Stored records
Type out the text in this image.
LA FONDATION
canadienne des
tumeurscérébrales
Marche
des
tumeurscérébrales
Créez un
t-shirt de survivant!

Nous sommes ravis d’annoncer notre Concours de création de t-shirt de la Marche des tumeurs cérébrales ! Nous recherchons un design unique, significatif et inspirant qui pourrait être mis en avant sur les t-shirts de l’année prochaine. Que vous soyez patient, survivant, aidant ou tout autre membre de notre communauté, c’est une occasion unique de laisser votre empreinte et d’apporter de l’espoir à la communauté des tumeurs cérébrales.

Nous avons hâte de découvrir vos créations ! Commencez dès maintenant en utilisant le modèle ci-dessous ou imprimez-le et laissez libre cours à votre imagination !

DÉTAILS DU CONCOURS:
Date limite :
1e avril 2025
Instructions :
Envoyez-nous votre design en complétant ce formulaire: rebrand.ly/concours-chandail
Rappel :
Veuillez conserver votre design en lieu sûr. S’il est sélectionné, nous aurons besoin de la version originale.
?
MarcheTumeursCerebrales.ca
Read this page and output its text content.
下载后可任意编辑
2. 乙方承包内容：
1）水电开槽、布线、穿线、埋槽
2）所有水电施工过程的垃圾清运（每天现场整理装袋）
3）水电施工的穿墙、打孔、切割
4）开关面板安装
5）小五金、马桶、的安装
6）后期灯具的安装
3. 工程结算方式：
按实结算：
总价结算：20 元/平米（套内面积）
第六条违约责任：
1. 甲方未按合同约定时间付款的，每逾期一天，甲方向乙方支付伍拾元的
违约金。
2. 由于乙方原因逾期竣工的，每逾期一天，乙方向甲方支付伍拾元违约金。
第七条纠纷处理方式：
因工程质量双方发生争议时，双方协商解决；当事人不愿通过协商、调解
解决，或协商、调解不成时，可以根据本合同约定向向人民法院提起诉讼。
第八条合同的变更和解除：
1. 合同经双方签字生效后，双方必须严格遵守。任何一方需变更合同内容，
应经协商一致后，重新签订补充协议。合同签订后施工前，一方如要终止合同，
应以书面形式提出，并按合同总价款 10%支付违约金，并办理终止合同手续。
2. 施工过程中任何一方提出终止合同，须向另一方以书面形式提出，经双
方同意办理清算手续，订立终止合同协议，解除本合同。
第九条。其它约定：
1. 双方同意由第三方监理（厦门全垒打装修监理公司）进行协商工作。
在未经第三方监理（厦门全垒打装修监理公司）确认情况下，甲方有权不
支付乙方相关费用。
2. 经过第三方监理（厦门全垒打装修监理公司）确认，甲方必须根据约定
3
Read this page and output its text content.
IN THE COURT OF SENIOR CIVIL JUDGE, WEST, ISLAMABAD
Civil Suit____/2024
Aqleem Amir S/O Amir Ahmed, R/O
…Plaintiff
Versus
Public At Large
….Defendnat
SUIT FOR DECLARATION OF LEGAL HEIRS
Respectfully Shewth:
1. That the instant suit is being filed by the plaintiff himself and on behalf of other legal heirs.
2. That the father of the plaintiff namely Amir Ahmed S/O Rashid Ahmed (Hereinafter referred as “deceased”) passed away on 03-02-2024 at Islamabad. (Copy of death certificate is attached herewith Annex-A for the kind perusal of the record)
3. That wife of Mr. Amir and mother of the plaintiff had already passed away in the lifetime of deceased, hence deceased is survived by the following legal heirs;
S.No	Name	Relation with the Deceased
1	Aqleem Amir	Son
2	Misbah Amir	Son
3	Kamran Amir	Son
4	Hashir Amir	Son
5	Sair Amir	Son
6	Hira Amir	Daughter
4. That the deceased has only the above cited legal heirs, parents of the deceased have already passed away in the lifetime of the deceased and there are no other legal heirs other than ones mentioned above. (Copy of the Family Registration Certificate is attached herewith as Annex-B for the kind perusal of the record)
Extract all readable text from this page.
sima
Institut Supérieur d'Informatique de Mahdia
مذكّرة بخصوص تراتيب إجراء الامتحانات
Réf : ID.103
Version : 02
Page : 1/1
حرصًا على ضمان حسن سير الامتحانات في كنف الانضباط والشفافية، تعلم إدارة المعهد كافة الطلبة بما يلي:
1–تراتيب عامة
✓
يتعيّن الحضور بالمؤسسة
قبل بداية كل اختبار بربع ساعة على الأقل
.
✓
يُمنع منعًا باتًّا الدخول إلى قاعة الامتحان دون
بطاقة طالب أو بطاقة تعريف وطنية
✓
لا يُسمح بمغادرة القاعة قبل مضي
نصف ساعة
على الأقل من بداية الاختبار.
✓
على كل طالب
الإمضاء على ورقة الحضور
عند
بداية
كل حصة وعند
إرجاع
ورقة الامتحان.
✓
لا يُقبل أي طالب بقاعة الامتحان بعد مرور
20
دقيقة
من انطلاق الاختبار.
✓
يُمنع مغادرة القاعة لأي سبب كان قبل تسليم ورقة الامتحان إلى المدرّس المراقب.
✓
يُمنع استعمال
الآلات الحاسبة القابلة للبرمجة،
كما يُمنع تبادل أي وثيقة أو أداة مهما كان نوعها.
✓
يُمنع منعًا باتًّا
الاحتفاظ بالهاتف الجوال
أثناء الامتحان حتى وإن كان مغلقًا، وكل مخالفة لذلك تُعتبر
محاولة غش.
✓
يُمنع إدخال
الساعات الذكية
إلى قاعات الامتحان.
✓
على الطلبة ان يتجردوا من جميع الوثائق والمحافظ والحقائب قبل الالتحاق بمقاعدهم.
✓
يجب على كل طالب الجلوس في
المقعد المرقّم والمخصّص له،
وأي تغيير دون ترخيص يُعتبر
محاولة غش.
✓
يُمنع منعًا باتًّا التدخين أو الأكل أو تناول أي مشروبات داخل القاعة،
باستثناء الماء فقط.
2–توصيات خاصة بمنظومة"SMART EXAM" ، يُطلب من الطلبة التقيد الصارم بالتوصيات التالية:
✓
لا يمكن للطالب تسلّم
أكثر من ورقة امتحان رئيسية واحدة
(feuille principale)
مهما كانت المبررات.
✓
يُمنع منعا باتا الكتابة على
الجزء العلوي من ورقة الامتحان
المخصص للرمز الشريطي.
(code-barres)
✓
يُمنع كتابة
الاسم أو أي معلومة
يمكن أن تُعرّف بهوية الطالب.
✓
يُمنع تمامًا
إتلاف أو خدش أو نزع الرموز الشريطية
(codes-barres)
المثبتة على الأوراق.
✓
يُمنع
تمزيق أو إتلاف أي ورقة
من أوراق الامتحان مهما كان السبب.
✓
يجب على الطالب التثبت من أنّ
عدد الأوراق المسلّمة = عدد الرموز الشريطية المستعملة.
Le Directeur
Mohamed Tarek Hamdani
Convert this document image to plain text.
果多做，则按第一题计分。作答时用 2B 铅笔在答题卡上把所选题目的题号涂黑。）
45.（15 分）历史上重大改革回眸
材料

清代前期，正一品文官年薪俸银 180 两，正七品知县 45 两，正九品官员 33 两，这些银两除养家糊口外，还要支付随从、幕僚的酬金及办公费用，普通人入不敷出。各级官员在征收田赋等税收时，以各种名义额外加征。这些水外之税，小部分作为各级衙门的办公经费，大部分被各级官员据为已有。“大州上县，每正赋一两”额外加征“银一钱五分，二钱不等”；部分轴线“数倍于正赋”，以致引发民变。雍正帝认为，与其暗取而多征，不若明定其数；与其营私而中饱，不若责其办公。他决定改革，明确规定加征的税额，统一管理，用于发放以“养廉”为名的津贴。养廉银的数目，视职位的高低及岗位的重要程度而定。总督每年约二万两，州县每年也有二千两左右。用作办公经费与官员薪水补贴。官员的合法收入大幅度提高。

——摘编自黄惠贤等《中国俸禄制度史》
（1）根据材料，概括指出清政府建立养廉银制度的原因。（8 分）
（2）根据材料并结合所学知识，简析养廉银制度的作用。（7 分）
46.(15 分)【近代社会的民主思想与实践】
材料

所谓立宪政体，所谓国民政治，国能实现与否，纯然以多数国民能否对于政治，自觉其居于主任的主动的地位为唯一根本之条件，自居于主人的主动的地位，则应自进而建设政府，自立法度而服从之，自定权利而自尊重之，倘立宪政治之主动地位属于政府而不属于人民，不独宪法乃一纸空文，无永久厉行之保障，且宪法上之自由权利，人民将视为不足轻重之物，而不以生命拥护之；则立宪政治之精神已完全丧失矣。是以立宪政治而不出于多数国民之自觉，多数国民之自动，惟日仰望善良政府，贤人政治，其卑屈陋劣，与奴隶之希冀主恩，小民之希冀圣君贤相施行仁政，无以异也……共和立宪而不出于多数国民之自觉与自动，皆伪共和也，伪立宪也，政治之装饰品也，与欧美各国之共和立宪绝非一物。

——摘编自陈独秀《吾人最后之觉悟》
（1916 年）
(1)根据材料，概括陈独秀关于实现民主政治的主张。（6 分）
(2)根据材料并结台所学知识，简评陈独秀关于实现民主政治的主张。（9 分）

> **GIVEN TASK**
How many of the lines above hold the word "الأوراق"? Give only that number.

> **RESULT BELOW**
2